===== Excerpted data =====

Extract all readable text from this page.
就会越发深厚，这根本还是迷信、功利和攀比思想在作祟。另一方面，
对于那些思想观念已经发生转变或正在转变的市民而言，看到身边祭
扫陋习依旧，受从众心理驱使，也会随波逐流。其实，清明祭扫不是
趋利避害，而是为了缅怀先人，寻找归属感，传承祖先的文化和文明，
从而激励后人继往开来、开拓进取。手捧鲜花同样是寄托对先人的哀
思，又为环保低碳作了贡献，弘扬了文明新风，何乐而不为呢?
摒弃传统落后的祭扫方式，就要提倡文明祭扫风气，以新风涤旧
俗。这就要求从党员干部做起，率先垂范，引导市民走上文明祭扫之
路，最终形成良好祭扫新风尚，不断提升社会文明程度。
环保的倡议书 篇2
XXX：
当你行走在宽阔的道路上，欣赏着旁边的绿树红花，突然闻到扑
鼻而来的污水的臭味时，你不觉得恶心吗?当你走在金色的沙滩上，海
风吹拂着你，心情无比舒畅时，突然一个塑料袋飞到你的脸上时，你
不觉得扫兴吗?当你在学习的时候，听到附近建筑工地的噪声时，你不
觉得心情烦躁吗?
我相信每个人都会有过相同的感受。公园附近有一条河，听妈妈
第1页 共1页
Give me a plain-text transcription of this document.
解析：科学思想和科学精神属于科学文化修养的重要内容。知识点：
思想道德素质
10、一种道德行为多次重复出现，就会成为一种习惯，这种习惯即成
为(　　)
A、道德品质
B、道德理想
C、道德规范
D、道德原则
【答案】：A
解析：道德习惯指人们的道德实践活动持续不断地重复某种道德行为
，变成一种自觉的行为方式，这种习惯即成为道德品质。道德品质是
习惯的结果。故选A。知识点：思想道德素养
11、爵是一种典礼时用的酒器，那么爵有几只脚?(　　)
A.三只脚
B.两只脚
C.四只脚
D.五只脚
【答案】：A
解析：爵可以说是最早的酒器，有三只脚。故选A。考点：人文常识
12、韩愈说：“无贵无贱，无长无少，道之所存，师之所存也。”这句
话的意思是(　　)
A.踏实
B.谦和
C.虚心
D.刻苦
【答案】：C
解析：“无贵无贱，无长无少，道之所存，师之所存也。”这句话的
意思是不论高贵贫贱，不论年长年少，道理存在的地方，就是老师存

=====

(Exercise instructions): Reproduce the whole listing word for word.

(Reply to the exercise):
Extract all readable text from this page.
就会越发深厚，这根本还是迷信、功利和攀比思想在作祟。另一方面，
对于那些思想观念已经发生转变或正在转变的市民而言，看到身边祭
扫陋习依旧，受从众心理驱使，也会随波逐流。其实，清明祭扫不是
趋利避害，而是为了缅怀先人，寻找归属感，传承祖先的文化和文明，
从而激励后人继往开来、开拓进取。手捧鲜花同样是寄托对先人的哀
思，又为环保低碳作了贡献，弘扬了文明新风，何乐而不为呢?
摒弃传统落后的祭扫方式，就要提倡文明祭扫风气，以新风涤旧
俗。这就要求从党员干部做起，率先垂范，引导市民走上文明祭扫之
路，最终形成良好祭扫新风尚，不断提升社会文明程度。
环保的倡议书 篇2
XXX：
当你行走在宽阔的道路上，欣赏着旁边的绿树红花，突然闻到扑
鼻而来的污水的臭味时，你不觉得恶心吗?当你走在金色的沙滩上，海
风吹拂着你，心情无比舒畅时，突然一个塑料袋飞到你的脸上时，你
不觉得扫兴吗?当你在学习的时候，听到附近建筑工地的噪声时，你不
觉得心情烦躁吗?
我相信每个人都会有过相同的感受。公园附近有一条河，听妈妈
第1页 共1页
Give me a plain-text transcription of this document.
解析：科学思想和科学精神属于科学文化修养的重要内容。知识点：
思想道德素质
10、一种道德行为多次重复出现，就会成为一种习惯，这种习惯即成
为(　　)
A、道德品质
B、道德理想
C、道德规范
D、道德原则
【答案】：A
解析：道德习惯指人们的道德实践活动持续不断地重复某种道德行为
，变成一种自觉的行为方式，这种习惯即成为道德品质。道德品质是
习惯的结果。故选A。知识点：思想道德素养
11、爵是一种典礼时用的酒器，那么爵有几只脚?(　　)
A.三只脚
B.两只脚
C.四只脚
D.五只脚
【答案】：A
解析：爵可以说是最早的酒器，有三只脚。故选A。考点：人文常识
12、韩愈说：“无贵无贱，无长无少，道之所存，师之所存也。”这句
话的意思是(　　)
A.踏实
B.谦和
C.虚心
D.刻苦
【答案】：C
解析：“无贵无贱，无长无少，道之所存，师之所存也。”这句话的
意思是不论高贵贫贱，不论年长年少，道理存在的地方，就是老师存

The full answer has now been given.